Output the material below unchanged, apart from leaving out the pictures.

━━━━

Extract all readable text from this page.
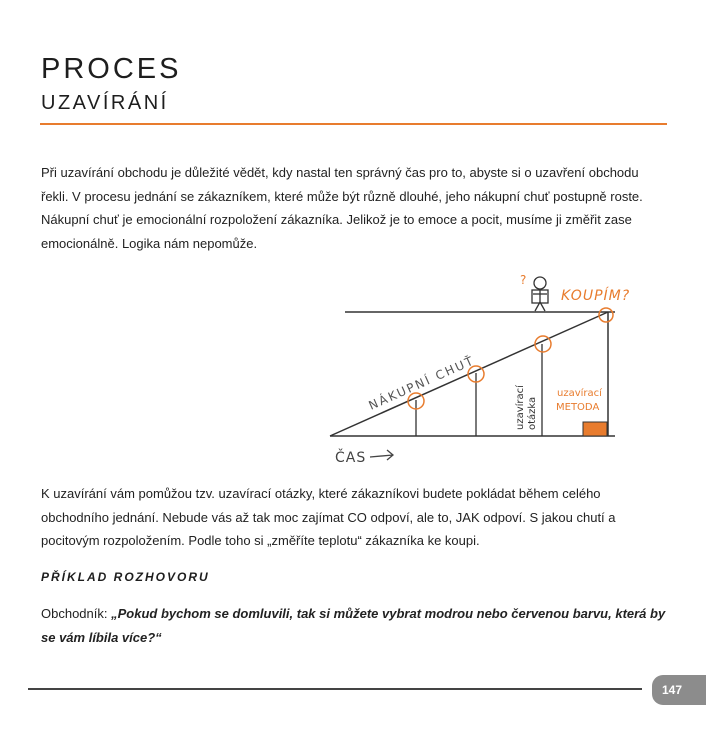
PROCES
UZAVÍRÁNÍ

Při uzavírání obchodu je důležité vědět, kdy nastal ten správný čas pro to, abyste si o uzavření obchodu řekli. V procesu jednání se zákazníkem, které může být různě dlouhé, jeho nákupní chuť postupně roste. Nákupní chuť je emocionální rozpoložení zákazníka. Jelikož je to emoce a pocit, musíme ji změřit zase emocionálně. Logika nám nepomůže.

?
KOUPÍM?
NÁKUPNÍ CHUŤ	uzavírací otázka
uzavírací
METODA
ČAS

K uzavírání vám pomůžou tzv. uzavírací otázky, které zákazníkovi budete pokládat během celého obchodního jednání. Nebude vás až tak moc zajímat CO odpoví, ale to, JAK odpoví. S jakou chutí a pocitovým rozpoložením. Podle toho si „změříte teplotu“ zákazníka ke koupi.

PŘÍKLAD ROZHOVORU

Obchodník: „Pokud bychom se domluvili, tak si můžete vybrat modrou nebo červenou barvu, která by se vám líbila více?“

147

━━━━

## [TASK RESPONSE]
Extract all readable text from this page.
PROCES
UZAVÍRÁNÍ

Při uzavírání obchodu je důležité vědět, kdy nastal ten správný čas pro to, abyste si o uzavření obchodu řekli. V procesu jednání se zákazníkem, které může být různě dlouhé, jeho nákupní chuť postupně roste. Nákupní chuť je emocionální rozpoložení zákazníka. Jelikož je to emoce a pocit, musíme ji změřit zase emocionálně. Logika nám nepomůže.

?
KOUPÍM?
NÁKUPNÍ CHUŤ	uzavírací otázka
uzavírací
METODA
ČAS

K uzavírání vám pomůžou tzv. uzavírací otázky, které zákazníkovi budete pokládat během celého obchodního jednání. Nebude vás až tak moc zajímat CO odpoví, ale to, JAK odpoví. S jakou chutí a pocitovým rozpoložením. Podle toho si „změříte teplotu“ zákazníka ke koupi.

PŘÍKLAD ROZHOVORU

Obchodník: „Pokud bychom se domluvili, tak si můžete vybrat modrou nebo červenou barvu, která by se vám líbila více?“

147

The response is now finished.